■ **Records supplied**
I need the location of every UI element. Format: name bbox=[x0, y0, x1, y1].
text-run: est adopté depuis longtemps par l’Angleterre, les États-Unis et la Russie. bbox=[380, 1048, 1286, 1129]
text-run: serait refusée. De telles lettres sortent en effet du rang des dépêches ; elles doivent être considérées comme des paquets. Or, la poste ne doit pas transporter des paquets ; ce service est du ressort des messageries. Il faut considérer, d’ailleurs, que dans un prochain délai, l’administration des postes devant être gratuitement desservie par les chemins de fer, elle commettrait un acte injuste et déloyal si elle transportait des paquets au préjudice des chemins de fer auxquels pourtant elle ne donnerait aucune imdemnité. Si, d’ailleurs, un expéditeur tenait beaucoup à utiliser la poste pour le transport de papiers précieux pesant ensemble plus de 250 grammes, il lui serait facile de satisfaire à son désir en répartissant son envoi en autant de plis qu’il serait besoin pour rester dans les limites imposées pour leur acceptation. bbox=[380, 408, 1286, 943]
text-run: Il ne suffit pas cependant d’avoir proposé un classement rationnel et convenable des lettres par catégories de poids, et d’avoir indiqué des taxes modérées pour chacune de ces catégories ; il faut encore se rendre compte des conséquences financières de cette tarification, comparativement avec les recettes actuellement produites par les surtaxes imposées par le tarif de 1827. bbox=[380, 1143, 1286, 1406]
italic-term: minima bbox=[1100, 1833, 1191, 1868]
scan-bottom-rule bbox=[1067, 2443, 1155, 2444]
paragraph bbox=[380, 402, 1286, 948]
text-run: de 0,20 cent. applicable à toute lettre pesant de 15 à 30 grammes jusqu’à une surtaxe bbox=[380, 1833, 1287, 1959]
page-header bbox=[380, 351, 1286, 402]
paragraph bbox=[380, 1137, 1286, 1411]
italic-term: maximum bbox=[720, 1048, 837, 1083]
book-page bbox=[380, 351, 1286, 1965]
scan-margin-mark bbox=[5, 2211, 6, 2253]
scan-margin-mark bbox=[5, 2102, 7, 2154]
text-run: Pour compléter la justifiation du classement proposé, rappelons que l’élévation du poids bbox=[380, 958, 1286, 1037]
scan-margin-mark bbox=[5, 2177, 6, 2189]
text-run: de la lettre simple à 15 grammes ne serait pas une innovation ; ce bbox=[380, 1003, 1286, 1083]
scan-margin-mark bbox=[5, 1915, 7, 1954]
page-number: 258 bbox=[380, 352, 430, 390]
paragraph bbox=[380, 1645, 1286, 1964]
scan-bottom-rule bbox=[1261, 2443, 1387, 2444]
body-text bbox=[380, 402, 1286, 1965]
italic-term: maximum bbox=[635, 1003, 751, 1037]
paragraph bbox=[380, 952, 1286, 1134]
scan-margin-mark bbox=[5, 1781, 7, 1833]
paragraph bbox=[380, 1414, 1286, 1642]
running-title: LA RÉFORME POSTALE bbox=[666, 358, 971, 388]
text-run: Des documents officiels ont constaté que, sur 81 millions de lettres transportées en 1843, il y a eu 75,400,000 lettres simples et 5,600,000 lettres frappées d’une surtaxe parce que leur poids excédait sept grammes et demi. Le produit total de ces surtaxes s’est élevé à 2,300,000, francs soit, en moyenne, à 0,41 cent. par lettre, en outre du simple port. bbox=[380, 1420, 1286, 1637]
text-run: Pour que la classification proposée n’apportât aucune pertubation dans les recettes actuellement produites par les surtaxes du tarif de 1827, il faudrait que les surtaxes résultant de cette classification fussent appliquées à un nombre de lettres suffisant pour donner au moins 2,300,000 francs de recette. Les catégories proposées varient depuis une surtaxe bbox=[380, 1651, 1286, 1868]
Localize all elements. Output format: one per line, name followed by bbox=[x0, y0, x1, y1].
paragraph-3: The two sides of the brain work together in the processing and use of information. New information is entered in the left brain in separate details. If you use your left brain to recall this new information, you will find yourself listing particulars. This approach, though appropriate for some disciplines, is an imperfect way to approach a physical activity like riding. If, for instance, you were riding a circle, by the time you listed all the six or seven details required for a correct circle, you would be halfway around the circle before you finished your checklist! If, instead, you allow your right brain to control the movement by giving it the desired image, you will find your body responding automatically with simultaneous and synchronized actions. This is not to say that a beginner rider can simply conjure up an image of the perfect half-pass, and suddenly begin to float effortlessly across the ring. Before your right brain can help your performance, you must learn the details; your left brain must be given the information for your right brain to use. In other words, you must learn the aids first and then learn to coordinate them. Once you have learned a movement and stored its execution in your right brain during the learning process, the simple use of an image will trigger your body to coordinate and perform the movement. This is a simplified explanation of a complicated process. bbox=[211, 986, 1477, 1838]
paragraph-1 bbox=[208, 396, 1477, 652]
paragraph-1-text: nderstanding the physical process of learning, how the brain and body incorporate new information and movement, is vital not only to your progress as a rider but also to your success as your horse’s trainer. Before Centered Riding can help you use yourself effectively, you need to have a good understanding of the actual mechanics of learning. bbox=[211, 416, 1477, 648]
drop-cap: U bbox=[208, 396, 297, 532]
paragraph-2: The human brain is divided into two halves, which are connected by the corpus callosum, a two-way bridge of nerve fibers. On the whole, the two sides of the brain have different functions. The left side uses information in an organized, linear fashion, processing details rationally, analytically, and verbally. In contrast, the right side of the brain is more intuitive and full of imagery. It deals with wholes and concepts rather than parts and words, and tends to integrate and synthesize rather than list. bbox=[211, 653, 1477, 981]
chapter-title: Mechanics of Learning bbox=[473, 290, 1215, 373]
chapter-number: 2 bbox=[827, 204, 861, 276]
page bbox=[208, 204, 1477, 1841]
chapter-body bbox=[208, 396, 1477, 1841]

■ **Challenge**
Return each of the lines above verbatim, in the same order and without any alteration.

■ **Solved exercise**
I need the location of every UI element. Format: name bbox=[x0, y0, x1, y1].
text-run: est adopté depuis longtemps par l’Angleterre, les États-Unis et la Russie. bbox=[380, 1048, 1286, 1129]
text-run: serait refusée. De telles lettres sortent en effet du rang des dépêches ; elles doivent être considérées comme des paquets. Or, la poste ne doit pas transporter des paquets ; ce service est du ressort des messageries. Il faut considérer, d’ailleurs, que dans un prochain délai, l’administration des postes devant être gratuitement desservie par les chemins de fer, elle commettrait un acte injuste et déloyal si elle transportait des paquets au préjudice des chemins de fer auxquels pourtant elle ne donnerait aucune imdemnité. Si, d’ailleurs, un expéditeur tenait beaucoup à utiliser la poste pour le transport de papiers précieux pesant ensemble plus de 250 grammes, il lui serait facile de satisfaire à son désir en répartissant son envoi en autant de plis qu’il serait besoin pour rester dans les limites imposées pour leur acceptation. bbox=[380, 408, 1286, 943]
text-run: Il ne suffit pas cependant d’avoir proposé un classement rationnel et convenable des lettres par catégories de poids, et d’avoir indiqué des taxes modérées pour chacune de ces catégories ; il faut encore se rendre compte des conséquences financières de cette tarification, comparativement avec les recettes actuellement produites par les surtaxes imposées par le tarif de 1827. bbox=[380, 1143, 1286, 1406]
italic-term: minima bbox=[1100, 1833, 1191, 1868]
scan-bottom-rule bbox=[1067, 2443, 1155, 2444]
paragraph bbox=[380, 402, 1286, 948]
text-run: de 0,20 cent. applicable à toute lettre pesant de 15 à 30 grammes jusqu’à une surtaxe bbox=[380, 1833, 1287, 1959]
page-header bbox=[380, 351, 1286, 402]
paragraph bbox=[380, 1137, 1286, 1411]
italic-term: maximum bbox=[720, 1048, 837, 1083]
book-page bbox=[380, 351, 1286, 1965]
scan-margin-mark bbox=[5, 2211, 6, 2253]
scan-margin-mark bbox=[5, 2102, 7, 2154]
text-run: Pour compléter la justifiation du classement proposé, rappelons que l’élévation du poids bbox=[380, 958, 1286, 1037]
scan-margin-mark bbox=[5, 2177, 6, 2189]
text-run: de la lettre simple à 15 grammes ne serait pas une innovation ; ce bbox=[380, 1003, 1286, 1083]
scan-margin-mark bbox=[5, 1915, 7, 1954]
page-number: 258 bbox=[380, 352, 430, 390]
paragraph bbox=[380, 1645, 1286, 1964]
scan-bottom-rule bbox=[1261, 2443, 1387, 2444]
body-text bbox=[380, 402, 1286, 1965]
italic-term: maximum bbox=[635, 1003, 751, 1037]
paragraph bbox=[380, 952, 1286, 1134]
scan-margin-mark bbox=[5, 1781, 7, 1833]
paragraph bbox=[380, 1414, 1286, 1642]
running-title: LA RÉFORME POSTALE bbox=[666, 358, 971, 388]
text-run: Des documents officiels ont constaté que, sur 81 millions de lettres transportées en 1843, il y a eu 75,400,000 lettres simples et 5,600,000 lettres frappées d’une surtaxe parce que leur poids excédait sept grammes et demi. Le produit total de ces surtaxes s’est élevé à 2,300,000, francs soit, en moyenne, à 0,41 cent. par lettre, en outre du simple port. bbox=[380, 1420, 1286, 1637]
text-run: Pour que la classification proposée n’apportât aucune pertubation dans les recettes actuellement produites par les surtaxes du tarif de 1827, il faudrait que les surtaxes résultant de cette classification fussent appliquées à un nombre de lettres suffisant pour donner au moins 2,300,000 francs de recette. Les catégories proposées varient depuis une surtaxe bbox=[380, 1651, 1286, 1868]
Localize all elements. Output format: one per line, name followed by bbox=[x0, y0, x1, y1].
paragraph-3: The two sides of the brain work together in the processing and use of information. New information is entered in the left brain in separate details. If you use your left brain to recall this new information, you will find yourself listing particulars. This approach, though appropriate for some disciplines, is an imperfect way to approach a physical activity like riding. If, for instance, you were riding a circle, by the time you listed all the six or seven details required for a correct circle, you would be halfway around the circle before you finished your checklist! If, instead, you allow your right brain to control the movement by giving it the desired image, you will find your body responding automatically with simultaneous and synchronized actions. This is not to say that a beginner rider can simply conjure up an image of the perfect half-pass, and suddenly begin to float effortlessly across the ring. Before your right brain can help your performance, you must learn the details; your left brain must be given the information for your right brain to use. In other words, you must learn the aids first and then learn to coordinate them. Once you have learned a movement and stored its execution in your right brain during the learning process, the simple use of an image will trigger your body to coordinate and perform the movement. This is a simplified explanation of a complicated process. bbox=[211, 986, 1477, 1838]
paragraph-1 bbox=[208, 396, 1477, 652]
paragraph-1-text: nderstanding the physical process of learning, how the brain and body incorporate new information and movement, is vital not only to your progress as a rider but also to your success as your horse’s trainer. Before Centered Riding can help you use yourself effectively, you need to have a good understanding of the actual mechanics of learning. bbox=[211, 416, 1477, 648]
drop-cap: U bbox=[208, 396, 297, 532]
paragraph-2: The human brain is divided into two halves, which are connected by the corpus callosum, a two-way bridge of nerve fibers. On the whole, the two sides of the brain have different functions. The left side uses information in an organized, linear fashion, processing details rationally, analytically, and verbally. In contrast, the right side of the brain is more intuitive and full of imagery. It deals with wholes and concepts rather than parts and words, and tends to integrate and synthesize rather than list. bbox=[211, 653, 1477, 981]
chapter-title: Mechanics of Learning bbox=[473, 290, 1215, 373]
chapter-number: 2 bbox=[827, 204, 861, 276]
page bbox=[208, 204, 1477, 1841]
chapter-body bbox=[208, 396, 1477, 1841]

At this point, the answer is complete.